• GOAL OF THE EXERCISE: Check every line below for the word "Complete" and copy the ones that have it.

++++++++++

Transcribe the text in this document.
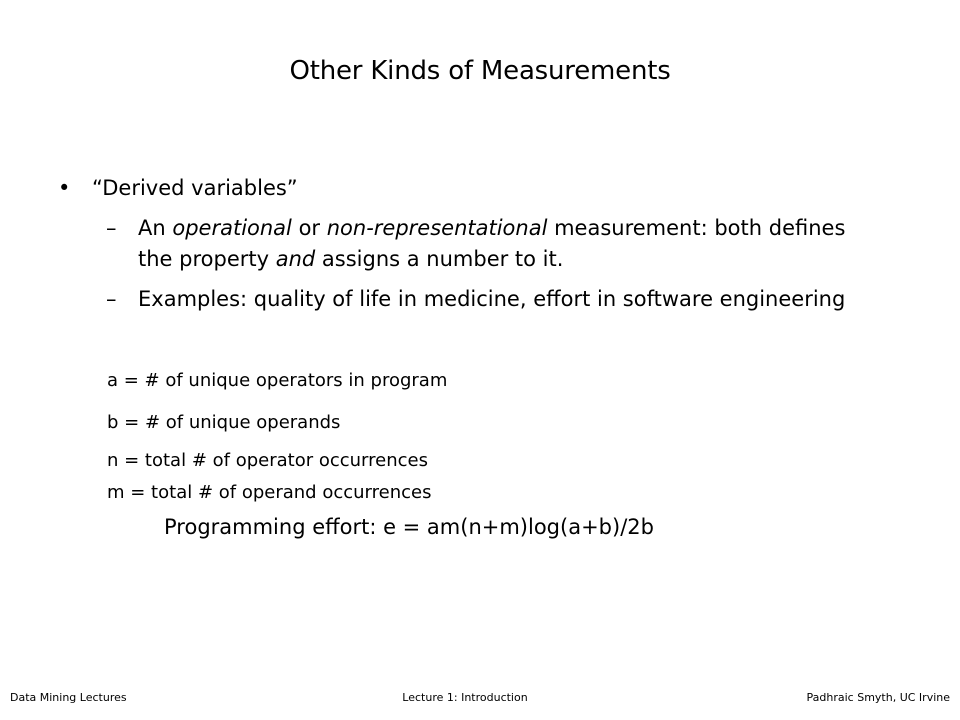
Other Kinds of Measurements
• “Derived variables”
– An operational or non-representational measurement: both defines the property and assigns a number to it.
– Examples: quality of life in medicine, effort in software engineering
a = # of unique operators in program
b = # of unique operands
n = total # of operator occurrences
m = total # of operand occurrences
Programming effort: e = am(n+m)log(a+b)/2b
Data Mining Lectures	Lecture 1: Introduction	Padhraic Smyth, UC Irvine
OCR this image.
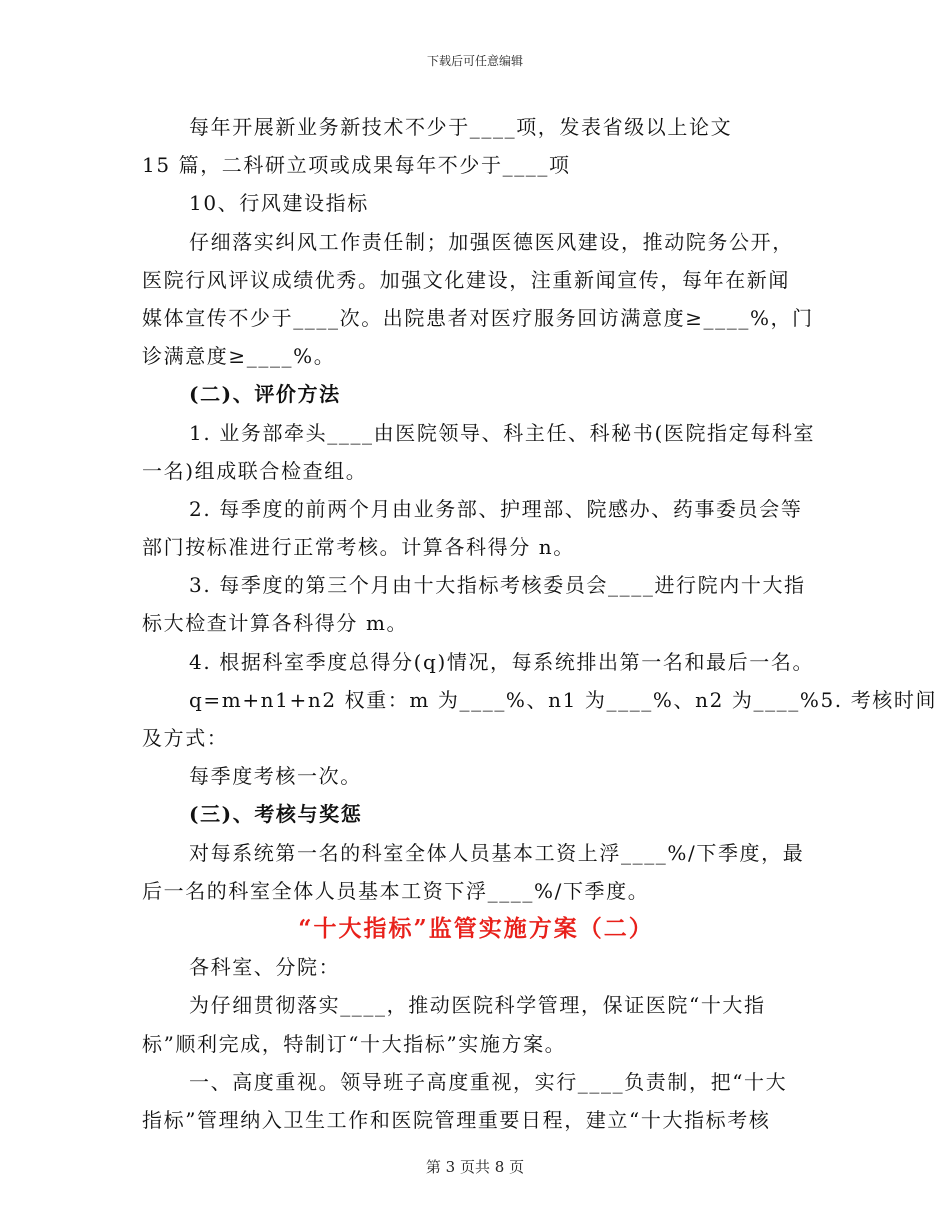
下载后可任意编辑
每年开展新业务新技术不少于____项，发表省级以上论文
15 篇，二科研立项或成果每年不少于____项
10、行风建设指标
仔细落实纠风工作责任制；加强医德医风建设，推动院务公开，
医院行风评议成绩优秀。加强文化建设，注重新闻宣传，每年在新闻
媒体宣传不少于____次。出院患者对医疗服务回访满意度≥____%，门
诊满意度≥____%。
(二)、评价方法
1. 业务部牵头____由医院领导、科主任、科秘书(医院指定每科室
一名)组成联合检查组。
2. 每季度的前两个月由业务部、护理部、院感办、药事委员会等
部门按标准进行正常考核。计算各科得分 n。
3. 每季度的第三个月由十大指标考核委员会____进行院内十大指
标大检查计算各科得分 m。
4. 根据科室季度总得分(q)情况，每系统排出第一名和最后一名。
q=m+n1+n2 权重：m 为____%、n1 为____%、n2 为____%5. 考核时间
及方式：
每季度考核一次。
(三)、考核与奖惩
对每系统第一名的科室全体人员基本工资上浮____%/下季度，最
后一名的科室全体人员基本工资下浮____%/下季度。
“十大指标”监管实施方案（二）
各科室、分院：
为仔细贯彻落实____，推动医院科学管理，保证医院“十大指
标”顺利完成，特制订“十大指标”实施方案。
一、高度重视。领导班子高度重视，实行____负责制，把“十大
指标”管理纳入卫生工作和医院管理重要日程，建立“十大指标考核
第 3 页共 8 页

++++++++++

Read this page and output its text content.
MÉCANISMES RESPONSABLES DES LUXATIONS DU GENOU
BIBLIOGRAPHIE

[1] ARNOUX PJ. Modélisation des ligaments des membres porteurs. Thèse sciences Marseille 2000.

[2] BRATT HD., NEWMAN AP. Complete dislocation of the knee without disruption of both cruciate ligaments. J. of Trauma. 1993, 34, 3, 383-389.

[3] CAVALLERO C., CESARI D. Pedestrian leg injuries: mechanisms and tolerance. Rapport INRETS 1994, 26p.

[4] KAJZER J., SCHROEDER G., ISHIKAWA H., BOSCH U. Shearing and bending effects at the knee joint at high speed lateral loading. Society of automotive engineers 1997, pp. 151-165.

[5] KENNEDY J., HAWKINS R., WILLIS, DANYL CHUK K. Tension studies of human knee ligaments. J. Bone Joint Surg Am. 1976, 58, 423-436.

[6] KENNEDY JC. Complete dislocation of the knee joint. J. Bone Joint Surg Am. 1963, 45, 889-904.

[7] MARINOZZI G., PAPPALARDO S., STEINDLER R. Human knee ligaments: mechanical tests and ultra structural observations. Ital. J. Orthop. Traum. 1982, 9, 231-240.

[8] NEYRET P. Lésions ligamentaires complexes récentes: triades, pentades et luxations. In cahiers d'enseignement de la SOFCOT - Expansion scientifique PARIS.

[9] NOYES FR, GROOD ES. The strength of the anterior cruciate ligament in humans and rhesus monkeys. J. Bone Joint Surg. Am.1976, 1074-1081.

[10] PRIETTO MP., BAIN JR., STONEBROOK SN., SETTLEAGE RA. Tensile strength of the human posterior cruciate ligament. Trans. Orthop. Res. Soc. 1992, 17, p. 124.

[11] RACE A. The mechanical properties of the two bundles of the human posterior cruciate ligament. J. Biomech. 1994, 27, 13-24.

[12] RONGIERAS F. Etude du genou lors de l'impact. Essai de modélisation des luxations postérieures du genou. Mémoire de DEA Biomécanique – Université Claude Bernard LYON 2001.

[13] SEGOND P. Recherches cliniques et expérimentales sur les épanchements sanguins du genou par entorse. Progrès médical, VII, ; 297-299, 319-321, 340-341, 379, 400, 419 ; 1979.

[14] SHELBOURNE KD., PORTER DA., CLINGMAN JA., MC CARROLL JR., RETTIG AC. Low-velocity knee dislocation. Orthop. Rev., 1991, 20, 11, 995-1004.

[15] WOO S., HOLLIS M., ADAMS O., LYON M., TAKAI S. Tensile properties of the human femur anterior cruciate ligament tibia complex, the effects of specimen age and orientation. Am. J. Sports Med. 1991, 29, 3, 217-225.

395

++++++++++

• SOLUTION FOR THIS PROBLEM:
[2] BRATT HD., NEWMAN AP. Complete dislocation of the knee without disruption of both cruciate ligaments. J. of Trauma. 1993, 34, 3, 383-389.
[6] KENNEDY JC. Complete dislocation of the knee joint. J. Bone Joint Surg Am. 1963, 45, 889-904.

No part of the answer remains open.